### Direction:
Set down the full listing exactly as given. Any pictures are to be left out.

## start Supplied data

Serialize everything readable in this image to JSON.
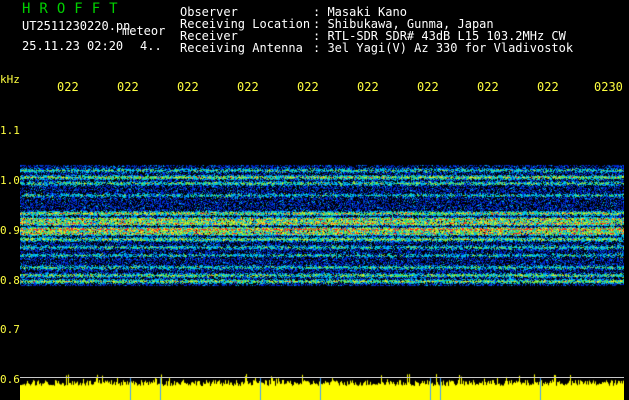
{
  "header": {
    "title": "HROFFT",
    "filename": "UT2511230220.pn",
    "mode": "meteor",
    "datetime": "25.11.23 02:20",
    "count": "4.."
  },
  "info": [
    {
      "label": "Observer",
      "value": ": Masaki Kano"
    },
    {
      "label": "Receiving Location",
      "value": ": Shibukawa, Gunma, Japan"
    },
    {
      "label": "Receiver",
      "value": ": RTL-SDR SDR# 43dB L15 103.2MHz CW"
    },
    {
      "label": "Receiving Antenna",
      "value": ": 3el Yagi(V) Az 330 for Vladivostok"
    }
  ],
  "axis": {
    "unit": "kHz",
    "yticks": [
      "1.1",
      "1.0",
      "0.9",
      "0.8",
      "0.7",
      "0.6"
    ],
    "xticks": [
      "022",
      "022",
      "022",
      "022",
      "022",
      "022",
      "022",
      "022",
      "022",
      "0230"
    ]
  },
  "colors": {
    "background": "#000000",
    "title": "#00d000",
    "tick": "#ffff40",
    "noise": "#1a3cff",
    "signal": "#ff2020",
    "power": "#ffff00"
  }
}
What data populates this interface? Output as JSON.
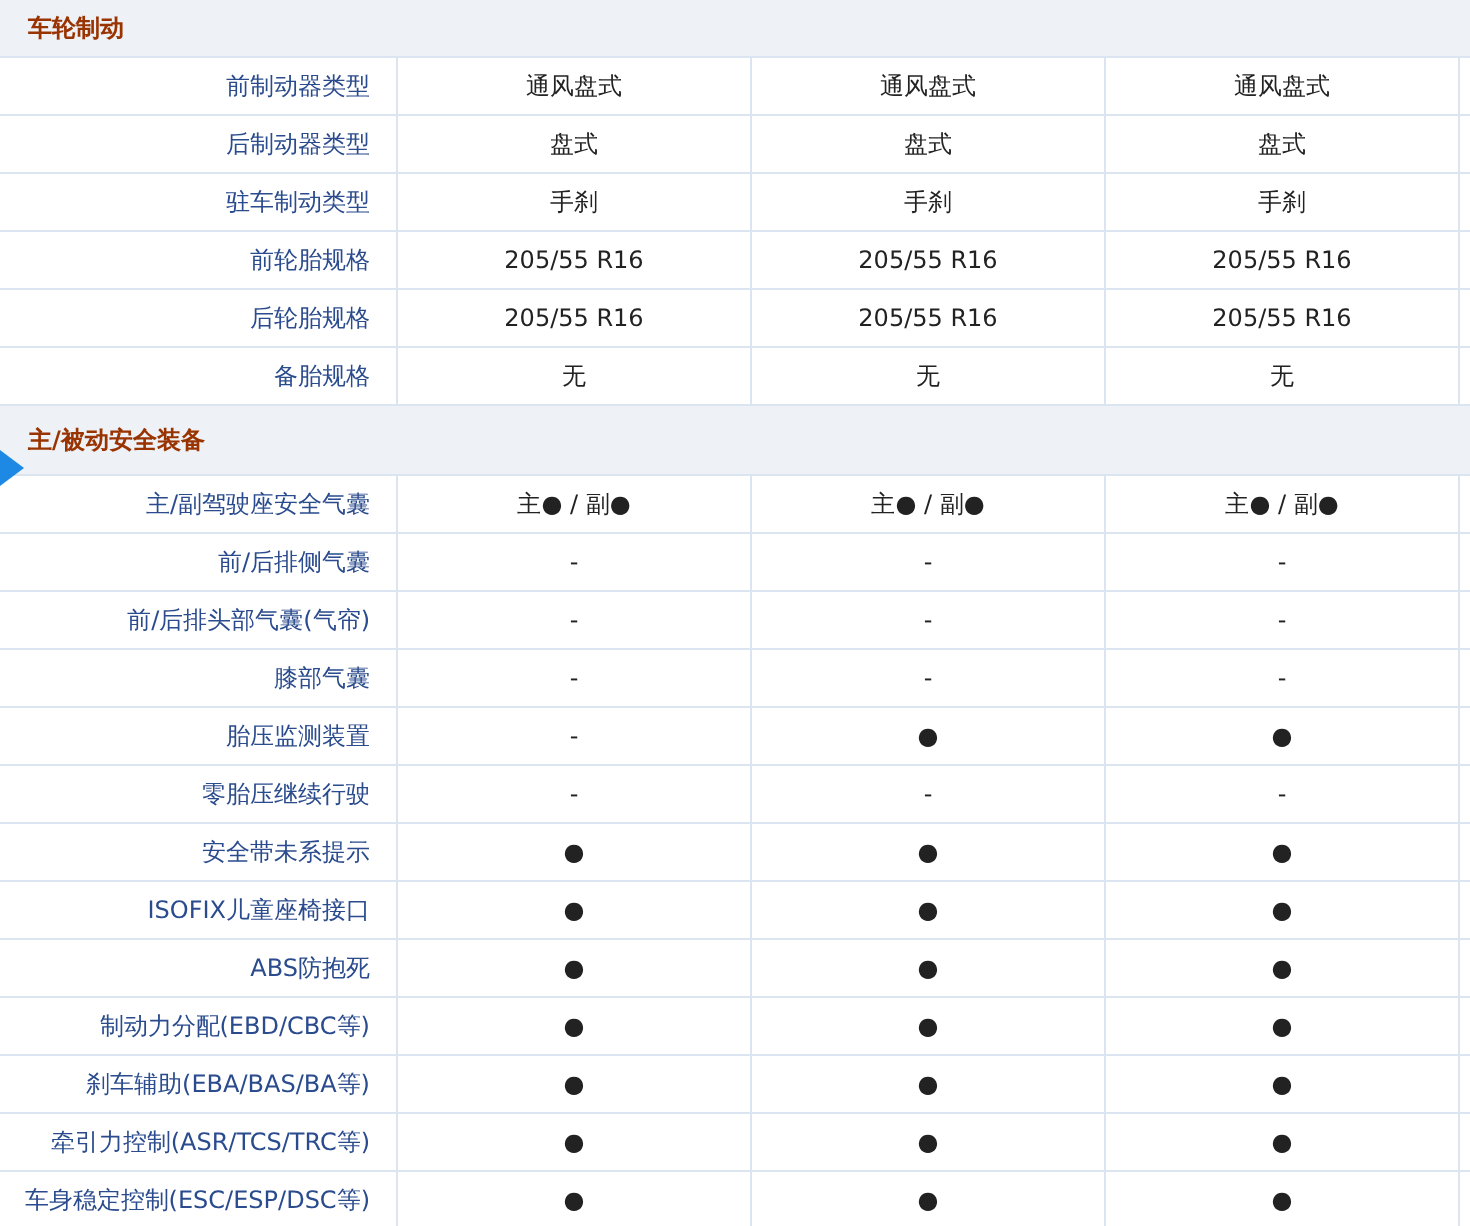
{
  "sections": [
    {
      "title": "车轮制动",
      "marker": false,
      "rows": [
        {
          "label": "前制动器类型",
          "values": [
            "通风盘式",
            "通风盘式",
            "通风盘式"
          ]
        },
        {
          "label": "后制动器类型",
          "values": [
            "盘式",
            "盘式",
            "盘式"
          ]
        },
        {
          "label": "驻车制动类型",
          "values": [
            "手刹",
            "手刹",
            "手刹"
          ]
        },
        {
          "label": "前轮胎规格",
          "values": [
            "205/55 R16",
            "205/55 R16",
            "205/55 R16"
          ]
        },
        {
          "label": "后轮胎规格",
          "values": [
            "205/55 R16",
            "205/55 R16",
            "205/55 R16"
          ]
        },
        {
          "label": "备胎规格",
          "values": [
            "无",
            "无",
            "无"
          ]
        }
      ]
    },
    {
      "title": "主/被动安全装备",
      "marker": true,
      "rows": [
        {
          "label": "主/副驾驶座安全气囊",
          "values": [
            "主● / 副●",
            "主● / 副●",
            "主● / 副●"
          ]
        },
        {
          "label": "前/后排侧气囊",
          "values": [
            "-",
            "-",
            "-"
          ]
        },
        {
          "label": "前/后排头部气囊(气帘)",
          "values": [
            "-",
            "-",
            "-"
          ]
        },
        {
          "label": "膝部气囊",
          "values": [
            "-",
            "-",
            "-"
          ]
        },
        {
          "label": "胎压监测装置",
          "values": [
            "-",
            "●",
            "●"
          ]
        },
        {
          "label": "零胎压继续行驶",
          "values": [
            "-",
            "-",
            "-"
          ]
        },
        {
          "label": "安全带未系提示",
          "values": [
            "●",
            "●",
            "●"
          ]
        },
        {
          "label": "ISOFIX儿童座椅接口",
          "values": [
            "●",
            "●",
            "●"
          ]
        },
        {
          "label": "ABS防抱死",
          "values": [
            "●",
            "●",
            "●"
          ]
        },
        {
          "label": "制动力分配(EBD/CBC等)",
          "values": [
            "●",
            "●",
            "●"
          ]
        },
        {
          "label": "刹车辅助(EBA/BAS/BA等)",
          "values": [
            "●",
            "●",
            "●"
          ]
        },
        {
          "label": "牵引力控制(ASR/TCS/TRC等)",
          "values": [
            "●",
            "●",
            "●"
          ]
        },
        {
          "label": "车身稳定控制(ESC/ESP/DSC等)",
          "values": [
            "●",
            "●",
            "●"
          ]
        }
      ]
    }
  ]
}
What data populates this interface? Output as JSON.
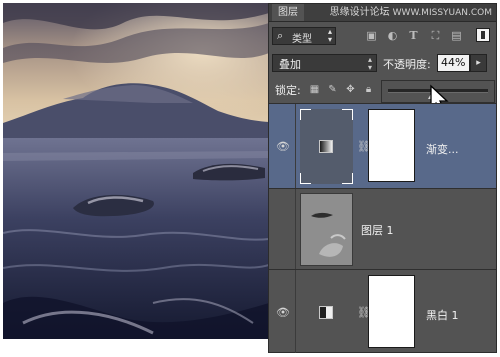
{
  "panel": {
    "tab_label": "图层",
    "watermark": "思缘设计论坛",
    "watermark_url": "WWW.MISSYUAN.COM"
  },
  "filter": {
    "kind_label": "类型",
    "search_icon": "search-icon",
    "icons": [
      "image-filter-icon",
      "adjustment-filter-icon",
      "type-filter-icon",
      "shape-filter-icon",
      "smart-object-filter-icon"
    ]
  },
  "blend": {
    "mode": "叠加",
    "opacity_label": "不透明度:",
    "opacity_value": "44%",
    "opacity_fraction": 0.44
  },
  "lock": {
    "label": "锁定:",
    "icons": [
      "lock-transparent-icon",
      "lock-pixels-icon",
      "lock-position-icon",
      "lock-all-icon"
    ]
  },
  "layers": [
    {
      "name": "渐变...",
      "type": "gradient-map-adjustment",
      "visible": true,
      "selected": true
    },
    {
      "name": "图层 1",
      "type": "pixel",
      "visible": false,
      "selected": false
    },
    {
      "name": "黑白 1",
      "type": "black-white-adjustment",
      "visible": true,
      "selected": false
    }
  ],
  "colors": {
    "panel_bg": "#535353",
    "selected_row": "#58698a"
  }
}
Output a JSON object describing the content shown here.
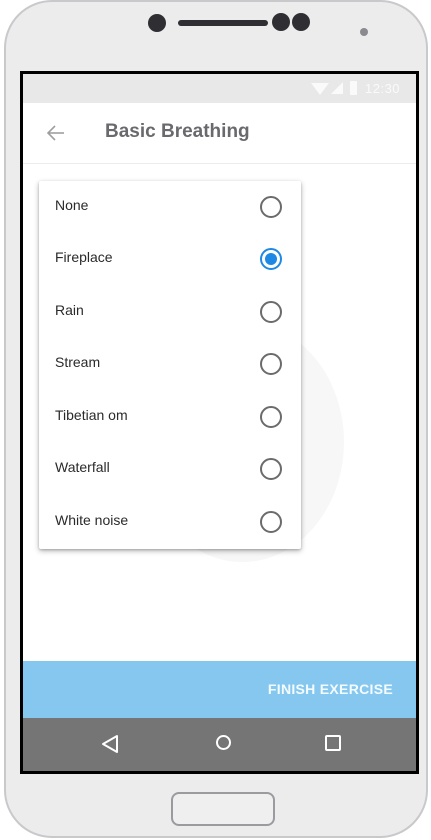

## end Supplied data

### Output of the exercise:
Serialize everything readable in this image to JSON.
{
  "header": {
    "title": "HROFFT",
    "filename": "UT2511230220.pn",
    "mode": "meteor",
    "datetime": "25.11.23 02:20",
    "count": "4.."
  },
  "info": [
    {
      "label": "Observer",
      "value": ": Masaki Kano"
    },
    {
      "label": "Receiving Location",
      "value": ": Shibukawa, Gunma, Japan"
    },
    {
      "label": "Receiver",
      "value": ": RTL-SDR SDR# 43dB L15 103.2MHz CW"
    },
    {
      "label": "Receiving Antenna",
      "value": ": 3el Yagi(V) Az 330 for Vladivostok"
    }
  ],
  "axis": {
    "unit": "kHz",
    "yticks": [
      "1.1",
      "1.0",
      "0.9",
      "0.8",
      "0.7",
      "0.6"
    ],
    "xticks": [
      "022",
      "022",
      "022",
      "022",
      "022",
      "022",
      "022",
      "022",
      "022",
      "0230"
    ]
  },
  "colors": {
    "background": "#000000",
    "title": "#00d000",
    "tick": "#ffff40",
    "noise": "#1a3cff",
    "signal": "#ff2020",
    "power": "#ffff00"
  }
}
What data populates this interface? Output as JSON.
{
  "sections": [
    {
      "title": "车轮制动",
      "marker": false,
      "rows": [
        {
          "label": "前制动器类型",
          "values": [
            "通风盘式",
            "通风盘式",
            "通风盘式"
          ]
        },
        {
          "label": "后制动器类型",
          "values": [
            "盘式",
            "盘式",
            "盘式"
          ]
        },
        {
          "label": "驻车制动类型",
          "values": [
            "手刹",
            "手刹",
            "手刹"
          ]
        },
        {
          "label": "前轮胎规格",
          "values": [
            "205/55 R16",
            "205/55 R16",
            "205/55 R16"
          ]
        },
        {
          "label": "后轮胎规格",
          "values": [
            "205/55 R16",
            "205/55 R16",
            "205/55 R16"
          ]
        },
        {
          "label": "备胎规格",
          "values": [
            "无",
            "无",
            "无"
          ]
        }
      ]
    },
    {
      "title": "主/被动安全装备",
      "marker": true,
      "rows": [
        {
          "label": "主/副驾驶座安全气囊",
          "values": [
            "主● / 副●",
            "主● / 副●",
            "主● / 副●"
          ]
        },
        {
          "label": "前/后排侧气囊",
          "values": [
            "-",
            "-",
            "-"
          ]
        },
        {
          "label": "前/后排头部气囊(气帘)",
          "values": [
            "-",
            "-",
            "-"
          ]
        },
        {
          "label": "膝部气囊",
          "values": [
            "-",
            "-",
            "-"
          ]
        },
        {
          "label": "胎压监测装置",
          "values": [
            "-",
            "●",
            "●"
          ]
        },
        {
          "label": "零胎压继续行驶",
          "values": [
            "-",
            "-",
            "-"
          ]
        },
        {
          "label": "安全带未系提示",
          "values": [
            "●",
            "●",
            "●"
          ]
        },
        {
          "label": "ISOFIX儿童座椅接口",
          "values": [
            "●",
            "●",
            "●"
          ]
        },
        {
          "label": "ABS防抱死",
          "values": [
            "●",
            "●",
            "●"
          ]
        },
        {
          "label": "制动力分配(EBD/CBC等)",
          "values": [
            "●",
            "●",
            "●"
          ]
        },
        {
          "label": "刹车辅助(EBA/BAS/BA等)",
          "values": [
            "●",
            "●",
            "●"
          ]
        },
        {
          "label": "牵引力控制(ASR/TCS/TRC等)",
          "values": [
            "●",
            "●",
            "●"
          ]
        },
        {
          "label": "车身稳定控制(ESC/ESP/DSC等)",
          "values": [
            "●",
            "●",
            "●"
          ]
        }
      ]
    }
  ]
}
What data populates this interface? Output as JSON.
{
  "panel": {
    "tab_label": "图层",
    "watermark": "思缘设计论坛",
    "watermark_url": "WWW.MISSYUAN.COM"
  },
  "filter": {
    "kind_label": "类型",
    "search_icon": "search-icon",
    "icons": [
      "image-filter-icon",
      "adjustment-filter-icon",
      "type-filter-icon",
      "shape-filter-icon",
      "smart-object-filter-icon"
    ]
  },
  "blend": {
    "mode": "叠加",
    "opacity_label": "不透明度:",
    "opacity_value": "44%",
    "opacity_fraction": 0.44
  },
  "lock": {
    "label": "锁定:",
    "icons": [
      "lock-transparent-icon",
      "lock-pixels-icon",
      "lock-position-icon",
      "lock-all-icon"
    ]
  },
  "layers": [
    {
      "name": "渐变...",
      "type": "gradient-map-adjustment",
      "visible": true,
      "selected": true
    },
    {
      "name": "图层 1",
      "type": "pixel",
      "visible": false,
      "selected": false
    },
    {
      "name": "黑白 1",
      "type": "black-white-adjustment",
      "visible": true,
      "selected": false
    }
  ],
  "colors": {
    "panel_bg": "#535353",
    "selected_row": "#58698a"
  }
}
Output a JSON object describing the content shown here.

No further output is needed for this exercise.